▶ _Brief_: Reproduce the material verbatim, from its first line through the line containing "requirement-1b: 识环境污染的成因，主要危害及其防治措施。 [117,211,418,229]", including both of those lines.

━━━ Records for processing

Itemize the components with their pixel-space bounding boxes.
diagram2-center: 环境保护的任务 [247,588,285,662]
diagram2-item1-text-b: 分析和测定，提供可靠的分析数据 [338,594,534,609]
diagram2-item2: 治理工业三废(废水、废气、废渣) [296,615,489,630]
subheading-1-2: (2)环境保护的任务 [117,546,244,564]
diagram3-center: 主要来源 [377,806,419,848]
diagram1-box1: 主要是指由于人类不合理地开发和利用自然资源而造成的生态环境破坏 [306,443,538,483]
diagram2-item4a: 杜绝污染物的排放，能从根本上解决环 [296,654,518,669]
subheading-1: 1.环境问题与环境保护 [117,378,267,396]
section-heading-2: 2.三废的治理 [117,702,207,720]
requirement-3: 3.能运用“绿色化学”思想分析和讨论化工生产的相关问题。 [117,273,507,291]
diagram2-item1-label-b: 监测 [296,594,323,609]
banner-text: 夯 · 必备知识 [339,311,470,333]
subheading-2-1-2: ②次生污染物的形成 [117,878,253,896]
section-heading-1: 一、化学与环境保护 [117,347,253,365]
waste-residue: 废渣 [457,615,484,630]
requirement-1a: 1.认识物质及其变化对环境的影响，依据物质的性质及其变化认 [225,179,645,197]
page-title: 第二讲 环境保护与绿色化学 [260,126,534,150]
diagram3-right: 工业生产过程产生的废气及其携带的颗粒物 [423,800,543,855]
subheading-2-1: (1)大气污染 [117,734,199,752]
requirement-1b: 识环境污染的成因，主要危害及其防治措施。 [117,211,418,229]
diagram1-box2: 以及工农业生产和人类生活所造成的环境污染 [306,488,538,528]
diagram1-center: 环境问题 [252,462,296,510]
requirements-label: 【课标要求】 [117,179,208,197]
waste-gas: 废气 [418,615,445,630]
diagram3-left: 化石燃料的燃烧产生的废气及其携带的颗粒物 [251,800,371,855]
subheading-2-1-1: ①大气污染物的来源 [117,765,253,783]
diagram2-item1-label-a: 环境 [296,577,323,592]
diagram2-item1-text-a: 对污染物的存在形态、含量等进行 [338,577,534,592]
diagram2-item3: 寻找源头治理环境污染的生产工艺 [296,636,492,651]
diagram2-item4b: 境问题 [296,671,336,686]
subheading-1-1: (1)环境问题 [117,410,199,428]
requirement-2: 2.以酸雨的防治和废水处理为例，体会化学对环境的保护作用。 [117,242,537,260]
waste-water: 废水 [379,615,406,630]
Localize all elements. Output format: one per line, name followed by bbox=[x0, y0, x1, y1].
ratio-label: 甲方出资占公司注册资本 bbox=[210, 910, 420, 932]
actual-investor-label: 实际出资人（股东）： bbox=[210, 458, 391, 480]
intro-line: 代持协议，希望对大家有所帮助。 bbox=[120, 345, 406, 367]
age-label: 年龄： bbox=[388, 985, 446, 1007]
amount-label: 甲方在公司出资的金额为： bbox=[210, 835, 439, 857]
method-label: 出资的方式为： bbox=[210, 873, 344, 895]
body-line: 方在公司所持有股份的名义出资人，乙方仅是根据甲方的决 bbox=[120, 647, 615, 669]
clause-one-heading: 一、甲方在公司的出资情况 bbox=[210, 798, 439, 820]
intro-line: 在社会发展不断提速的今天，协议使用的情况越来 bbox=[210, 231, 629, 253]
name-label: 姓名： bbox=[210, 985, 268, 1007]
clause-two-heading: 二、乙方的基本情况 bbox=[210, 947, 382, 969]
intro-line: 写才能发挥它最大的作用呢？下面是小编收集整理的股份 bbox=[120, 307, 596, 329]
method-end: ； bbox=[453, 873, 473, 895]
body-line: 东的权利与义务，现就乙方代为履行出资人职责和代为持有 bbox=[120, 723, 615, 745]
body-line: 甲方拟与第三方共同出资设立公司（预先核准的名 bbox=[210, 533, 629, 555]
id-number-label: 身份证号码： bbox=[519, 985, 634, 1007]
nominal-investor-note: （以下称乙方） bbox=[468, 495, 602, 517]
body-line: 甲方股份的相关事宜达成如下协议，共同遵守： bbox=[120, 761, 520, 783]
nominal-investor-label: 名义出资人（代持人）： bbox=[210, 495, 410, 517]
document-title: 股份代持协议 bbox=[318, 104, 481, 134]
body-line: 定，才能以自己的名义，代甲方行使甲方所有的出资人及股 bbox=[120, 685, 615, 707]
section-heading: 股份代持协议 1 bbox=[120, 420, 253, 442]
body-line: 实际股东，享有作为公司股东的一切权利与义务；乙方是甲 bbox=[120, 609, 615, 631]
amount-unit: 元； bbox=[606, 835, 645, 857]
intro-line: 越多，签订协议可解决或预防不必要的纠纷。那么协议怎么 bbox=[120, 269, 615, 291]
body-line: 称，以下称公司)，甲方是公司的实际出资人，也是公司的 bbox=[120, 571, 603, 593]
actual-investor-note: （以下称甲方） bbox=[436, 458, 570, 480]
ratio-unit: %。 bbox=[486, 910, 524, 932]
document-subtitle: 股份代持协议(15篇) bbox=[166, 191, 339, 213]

━━━━━━

▶ _The completed task_:
Itemize the components with their pixel-space bounding boxes.
diagram2-center: 环境保护的任务 [247,588,285,662]
diagram2-item1-text-b: 分析和测定，提供可靠的分析数据 [338,594,534,609]
diagram2-item2: 治理工业三废(废水、废气、废渣) [296,615,489,630]
subheading-1-2: (2)环境保护的任务 [117,546,244,564]
diagram3-center: 主要来源 [377,806,419,848]
diagram1-box1: 主要是指由于人类不合理地开发和利用自然资源而造成的生态环境破坏 [306,443,538,483]
diagram2-item4a: 杜绝污染物的排放，能从根本上解决环 [296,654,518,669]
subheading-1: 1.环境问题与环境保护 [117,378,267,396]
section-heading-2: 2.三废的治理 [117,702,207,720]
requirement-3: 3.能运用“绿色化学”思想分析和讨论化工生产的相关问题。 [117,273,507,291]
diagram2-item1-label-b: 监测 [296,594,323,609]
banner-text: 夯 · 必备知识 [339,311,470,333]
subheading-2-1-2: ②次生污染物的形成 [117,878,253,896]
section-heading-1: 一、化学与环境保护 [117,347,253,365]
waste-residue: 废渣 [457,615,484,630]
requirement-1a: 1.认识物质及其变化对环境的影响，依据物质的性质及其变化认 [225,179,645,197]
page-title: 第二讲 环境保护与绿色化学 [260,126,534,150]
diagram3-right: 工业生产过程产生的废气及其携带的颗粒物 [423,800,543,855]
subheading-2-1: (1)大气污染 [117,734,199,752]
requirement-1b: 识环境污染的成因，主要危害及其防治措施。 [117,211,418,229]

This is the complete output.